Exercise brief | Each entry should be quoted word for word, including every mark of punctuation.

(Dataset listings of figures)
┌────────

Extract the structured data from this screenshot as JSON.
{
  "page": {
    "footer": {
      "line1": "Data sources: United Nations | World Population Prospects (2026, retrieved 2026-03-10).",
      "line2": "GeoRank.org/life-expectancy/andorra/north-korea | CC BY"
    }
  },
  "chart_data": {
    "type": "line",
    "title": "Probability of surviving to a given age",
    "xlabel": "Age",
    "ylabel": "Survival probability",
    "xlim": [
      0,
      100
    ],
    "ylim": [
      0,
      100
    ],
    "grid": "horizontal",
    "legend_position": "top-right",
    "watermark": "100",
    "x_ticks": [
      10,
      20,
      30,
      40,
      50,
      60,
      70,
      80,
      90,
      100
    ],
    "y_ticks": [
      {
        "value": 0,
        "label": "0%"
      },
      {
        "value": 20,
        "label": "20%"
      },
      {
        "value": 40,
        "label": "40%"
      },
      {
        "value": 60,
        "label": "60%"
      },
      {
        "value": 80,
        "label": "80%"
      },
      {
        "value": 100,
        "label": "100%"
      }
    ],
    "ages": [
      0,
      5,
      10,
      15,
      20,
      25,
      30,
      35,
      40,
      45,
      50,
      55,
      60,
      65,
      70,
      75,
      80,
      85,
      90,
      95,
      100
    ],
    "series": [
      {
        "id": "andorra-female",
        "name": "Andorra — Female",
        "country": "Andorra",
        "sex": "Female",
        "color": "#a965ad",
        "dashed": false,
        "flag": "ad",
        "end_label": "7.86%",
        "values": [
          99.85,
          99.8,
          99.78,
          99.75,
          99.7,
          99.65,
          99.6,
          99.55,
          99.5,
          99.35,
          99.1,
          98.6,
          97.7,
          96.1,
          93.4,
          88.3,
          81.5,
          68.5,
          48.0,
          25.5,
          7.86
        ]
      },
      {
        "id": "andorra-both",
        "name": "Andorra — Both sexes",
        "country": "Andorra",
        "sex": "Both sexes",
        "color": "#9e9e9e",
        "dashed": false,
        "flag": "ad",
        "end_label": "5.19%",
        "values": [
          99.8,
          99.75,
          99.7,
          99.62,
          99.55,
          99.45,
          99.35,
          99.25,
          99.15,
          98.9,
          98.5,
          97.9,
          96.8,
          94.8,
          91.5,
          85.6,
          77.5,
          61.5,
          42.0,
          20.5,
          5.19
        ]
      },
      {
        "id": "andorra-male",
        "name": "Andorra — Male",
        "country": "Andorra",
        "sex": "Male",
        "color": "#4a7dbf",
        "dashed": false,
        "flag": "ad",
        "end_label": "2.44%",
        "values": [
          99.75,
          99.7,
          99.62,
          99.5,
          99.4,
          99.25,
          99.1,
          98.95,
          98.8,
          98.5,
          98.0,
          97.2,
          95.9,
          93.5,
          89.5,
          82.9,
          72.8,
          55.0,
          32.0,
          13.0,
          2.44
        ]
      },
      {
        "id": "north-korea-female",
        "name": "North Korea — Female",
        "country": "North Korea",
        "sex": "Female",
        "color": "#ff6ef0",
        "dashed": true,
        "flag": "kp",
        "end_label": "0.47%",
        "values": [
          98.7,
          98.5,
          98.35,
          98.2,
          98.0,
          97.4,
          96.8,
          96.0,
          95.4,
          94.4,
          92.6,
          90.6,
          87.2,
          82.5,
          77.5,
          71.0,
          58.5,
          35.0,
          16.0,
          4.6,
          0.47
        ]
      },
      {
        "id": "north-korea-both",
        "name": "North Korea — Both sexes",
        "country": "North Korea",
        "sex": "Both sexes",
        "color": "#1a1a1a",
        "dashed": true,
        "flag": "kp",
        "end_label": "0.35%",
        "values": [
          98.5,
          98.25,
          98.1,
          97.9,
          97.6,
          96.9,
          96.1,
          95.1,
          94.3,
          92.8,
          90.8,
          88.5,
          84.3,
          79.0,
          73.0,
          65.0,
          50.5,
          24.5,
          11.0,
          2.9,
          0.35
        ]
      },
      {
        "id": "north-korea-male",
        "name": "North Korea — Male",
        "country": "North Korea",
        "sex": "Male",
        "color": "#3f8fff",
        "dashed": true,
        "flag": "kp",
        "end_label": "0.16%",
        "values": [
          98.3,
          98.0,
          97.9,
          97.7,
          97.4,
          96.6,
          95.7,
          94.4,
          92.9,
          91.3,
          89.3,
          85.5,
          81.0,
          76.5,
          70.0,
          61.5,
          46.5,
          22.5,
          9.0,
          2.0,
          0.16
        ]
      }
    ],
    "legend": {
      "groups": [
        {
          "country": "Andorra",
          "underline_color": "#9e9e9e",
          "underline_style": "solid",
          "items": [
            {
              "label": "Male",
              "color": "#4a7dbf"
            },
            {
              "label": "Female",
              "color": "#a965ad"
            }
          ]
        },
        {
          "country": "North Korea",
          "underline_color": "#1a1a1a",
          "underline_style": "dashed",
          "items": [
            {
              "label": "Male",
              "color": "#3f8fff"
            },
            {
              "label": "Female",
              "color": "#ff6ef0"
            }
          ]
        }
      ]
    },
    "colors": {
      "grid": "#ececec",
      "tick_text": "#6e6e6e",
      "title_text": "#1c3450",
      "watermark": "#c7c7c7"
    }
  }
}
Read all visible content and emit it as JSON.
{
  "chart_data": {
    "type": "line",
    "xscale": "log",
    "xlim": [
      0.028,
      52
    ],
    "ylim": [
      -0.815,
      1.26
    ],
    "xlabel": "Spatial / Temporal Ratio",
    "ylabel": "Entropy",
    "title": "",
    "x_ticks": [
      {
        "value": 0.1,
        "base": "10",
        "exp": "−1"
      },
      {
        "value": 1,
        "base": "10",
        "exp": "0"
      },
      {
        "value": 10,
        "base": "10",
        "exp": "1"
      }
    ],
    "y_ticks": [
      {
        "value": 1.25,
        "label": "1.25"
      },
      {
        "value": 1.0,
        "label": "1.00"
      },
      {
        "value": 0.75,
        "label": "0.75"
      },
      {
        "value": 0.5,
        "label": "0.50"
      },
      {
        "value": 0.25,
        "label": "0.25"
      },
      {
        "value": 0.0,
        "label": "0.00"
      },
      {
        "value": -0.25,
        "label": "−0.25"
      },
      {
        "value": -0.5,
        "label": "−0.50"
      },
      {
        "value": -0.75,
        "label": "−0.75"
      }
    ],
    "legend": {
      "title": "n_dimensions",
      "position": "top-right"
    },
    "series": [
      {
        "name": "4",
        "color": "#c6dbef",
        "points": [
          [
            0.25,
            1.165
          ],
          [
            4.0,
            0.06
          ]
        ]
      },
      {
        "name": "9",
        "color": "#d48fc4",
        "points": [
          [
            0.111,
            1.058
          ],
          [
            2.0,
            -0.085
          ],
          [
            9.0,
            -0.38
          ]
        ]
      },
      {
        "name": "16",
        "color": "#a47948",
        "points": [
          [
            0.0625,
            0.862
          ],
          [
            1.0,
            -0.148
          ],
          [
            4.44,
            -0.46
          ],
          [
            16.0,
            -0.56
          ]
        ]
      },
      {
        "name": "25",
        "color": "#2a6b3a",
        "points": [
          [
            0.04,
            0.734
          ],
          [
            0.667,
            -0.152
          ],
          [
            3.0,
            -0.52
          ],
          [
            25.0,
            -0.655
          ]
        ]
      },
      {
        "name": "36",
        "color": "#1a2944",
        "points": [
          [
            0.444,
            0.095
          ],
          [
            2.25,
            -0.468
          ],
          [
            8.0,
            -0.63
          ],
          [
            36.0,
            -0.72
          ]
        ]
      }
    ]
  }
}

└────────

Solution for this exercise |
Extract the structured data from this screenshot as JSON.
{
  "page": {
    "footer": {
      "line1": "Data sources: United Nations | World Population Prospects (2026, retrieved 2026-03-10).",
      "line2": "GeoRank.org/life-expectancy/andorra/north-korea | CC BY"
    }
  },
  "chart_data": {
    "type": "line",
    "title": "Probability of surviving to a given age",
    "xlabel": "Age",
    "ylabel": "Survival probability",
    "xlim": [
      0,
      100
    ],
    "ylim": [
      0,
      100
    ],
    "grid": "horizontal",
    "legend_position": "top-right",
    "watermark": "100",
    "x_ticks": [
      10,
      20,
      30,
      40,
      50,
      60,
      70,
      80,
      90,
      100
    ],
    "y_ticks": [
      {
        "value": 0,
        "label": "0%"
      },
      {
        "value": 20,
        "label": "20%"
      },
      {
        "value": 40,
        "label": "40%"
      },
      {
        "value": 60,
        "label": "60%"
      },
      {
        "value": 80,
        "label": "80%"
      },
      {
        "value": 100,
        "label": "100%"
      }
    ],
    "ages": [
      0,
      5,
      10,
      15,
      20,
      25,
      30,
      35,
      40,
      45,
      50,
      55,
      60,
      65,
      70,
      75,
      80,
      85,
      90,
      95,
      100
    ],
    "series": [
      {
        "id": "andorra-female",
        "name": "Andorra — Female",
        "country": "Andorra",
        "sex": "Female",
        "color": "#a965ad",
        "dashed": false,
        "flag": "ad",
        "end_label": "7.86%",
        "values": [
          99.85,
          99.8,
          99.78,
          99.75,
          99.7,
          99.65,
          99.6,
          99.55,
          99.5,
          99.35,
          99.1,
          98.6,
          97.7,
          96.1,
          93.4,
          88.3,
          81.5,
          68.5,
          48.0,
          25.5,
          7.86
        ]
      },
      {
        "id": "andorra-both",
        "name": "Andorra — Both sexes",
        "country": "Andorra",
        "sex": "Both sexes",
        "color": "#9e9e9e",
        "dashed": false,
        "flag": "ad",
        "end_label": "5.19%",
        "values": [
          99.8,
          99.75,
          99.7,
          99.62,
          99.55,
          99.45,
          99.35,
          99.25,
          99.15,
          98.9,
          98.5,
          97.9,
          96.8,
          94.8,
          91.5,
          85.6,
          77.5,
          61.5,
          42.0,
          20.5,
          5.19
        ]
      },
      {
        "id": "andorra-male",
        "name": "Andorra — Male",
        "country": "Andorra",
        "sex": "Male",
        "color": "#4a7dbf",
        "dashed": false,
        "flag": "ad",
        "end_label": "2.44%",
        "values": [
          99.75,
          99.7,
          99.62,
          99.5,
          99.4,
          99.25,
          99.1,
          98.95,
          98.8,
          98.5,
          98.0,
          97.2,
          95.9,
          93.5,
          89.5,
          82.9,
          72.8,
          55.0,
          32.0,
          13.0,
          2.44
        ]
      },
      {
        "id": "north-korea-female",
        "name": "North Korea — Female",
        "country": "North Korea",
        "sex": "Female",
        "color": "#ff6ef0",
        "dashed": true,
        "flag": "kp",
        "end_label": "0.47%",
        "values": [
          98.7,
          98.5,
          98.35,
          98.2,
          98.0,
          97.4,
          96.8,
          96.0,
          95.4,
          94.4,
          92.6,
          90.6,
          87.2,
          82.5,
          77.5,
          71.0,
          58.5,
          35.0,
          16.0,
          4.6,
          0.47
        ]
      },
      {
        "id": "north-korea-both",
        "name": "North Korea — Both sexes",
        "country": "North Korea",
        "sex": "Both sexes",
        "color": "#1a1a1a",
        "dashed": true,
        "flag": "kp",
        "end_label": "0.35%",
        "values": [
          98.5,
          98.25,
          98.1,
          97.9,
          97.6,
          96.9,
          96.1,
          95.1,
          94.3,
          92.8,
          90.8,
          88.5,
          84.3,
          79.0,
          73.0,
          65.0,
          50.5,
          24.5,
          11.0,
          2.9,
          0.35
        ]
      },
      {
        "id": "north-korea-male",
        "name": "North Korea — Male",
        "country": "North Korea",
        "sex": "Male",
        "color": "#3f8fff",
        "dashed": true,
        "flag": "kp",
        "end_label": "0.16%",
        "values": [
          98.3,
          98.0,
          97.9,
          97.7,
          97.4,
          96.6,
          95.7,
          94.4,
          92.9,
          91.3,
          89.3,
          85.5,
          81.0,
          76.5,
          70.0,
          61.5,
          46.5,
          22.5,
          9.0,
          2.0,
          0.16
        ]
      }
    ],
    "legend": {
      "groups": [
        {
          "country": "Andorra",
          "underline_color": "#9e9e9e",
          "underline_style": "solid",
          "items": [
            {
              "label": "Male",
              "color": "#4a7dbf"
            },
            {
              "label": "Female",
              "color": "#a965ad"
            }
          ]
        },
        {
          "country": "North Korea",
          "underline_color": "#1a1a1a",
          "underline_style": "dashed",
          "items": [
            {
              "label": "Male",
              "color": "#3f8fff"
            },
            {
              "label": "Female",
              "color": "#ff6ef0"
            }
          ]
        }
      ]
    },
    "colors": {
      "grid": "#ececec",
      "tick_text": "#6e6e6e",
      "title_text": "#1c3450",
      "watermark": "#c7c7c7"
    }
  }
}
Read all visible content and emit it as JSON.
{
  "chart_data": {
    "type": "line",
    "xscale": "log",
    "xlim": [
      0.028,
      52
    ],
    "ylim": [
      -0.815,
      1.26
    ],
    "xlabel": "Spatial / Temporal Ratio",
    "ylabel": "Entropy",
    "title": "",
    "x_ticks": [
      {
        "value": 0.1,
        "base": "10",
        "exp": "−1"
      },
      {
        "value": 1,
        "base": "10",
        "exp": "0"
      },
      {
        "value": 10,
        "base": "10",
        "exp": "1"
      }
    ],
    "y_ticks": [
      {
        "value": 1.25,
        "label": "1.25"
      },
      {
        "value": 1.0,
        "label": "1.00"
      },
      {
        "value": 0.75,
        "label": "0.75"
      },
      {
        "value": 0.5,
        "label": "0.50"
      },
      {
        "value": 0.25,
        "label": "0.25"
      },
      {
        "value": 0.0,
        "label": "0.00"
      },
      {
        "value": -0.25,
        "label": "−0.25"
      },
      {
        "value": -0.5,
        "label": "−0.50"
      },
      {
        "value": -0.75,
        "label": "−0.75"
      }
    ],
    "legend": {
      "title": "n_dimensions",
      "position": "top-right"
    },
    "series": [
      {
        "name": "4",
        "color": "#c6dbef",
        "points": [
          [
            0.25,
            1.165
          ],
          [
            4.0,
            0.06
          ]
        ]
      },
      {
        "name": "9",
        "color": "#d48fc4",
        "points": [
          [
            0.111,
            1.058
          ],
          [
            2.0,
            -0.085
          ],
          [
            9.0,
            -0.38
          ]
        ]
      },
      {
        "name": "16",
        "color": "#a47948",
        "points": [
          [
            0.0625,
            0.862
          ],
          [
            1.0,
            -0.148
          ],
          [
            4.44,
            -0.46
          ],
          [
            16.0,
            -0.56
          ]
        ]
      },
      {
        "name": "25",
        "color": "#2a6b3a",
        "points": [
          [
            0.04,
            0.734
          ],
          [
            0.667,
            -0.152
          ],
          [
            3.0,
            -0.52
          ],
          [
            25.0,
            -0.655
          ]
        ]
      },
      {
        "name": "36",
        "color": "#1a2944",
        "points": [
          [
            0.444,
            0.095
          ],
          [
            2.25,
            -0.468
          ],
          [
            8.0,
            -0.63
          ],
          [
            36.0,
            -0.72
          ]
        ]
      }
    ]
  }
}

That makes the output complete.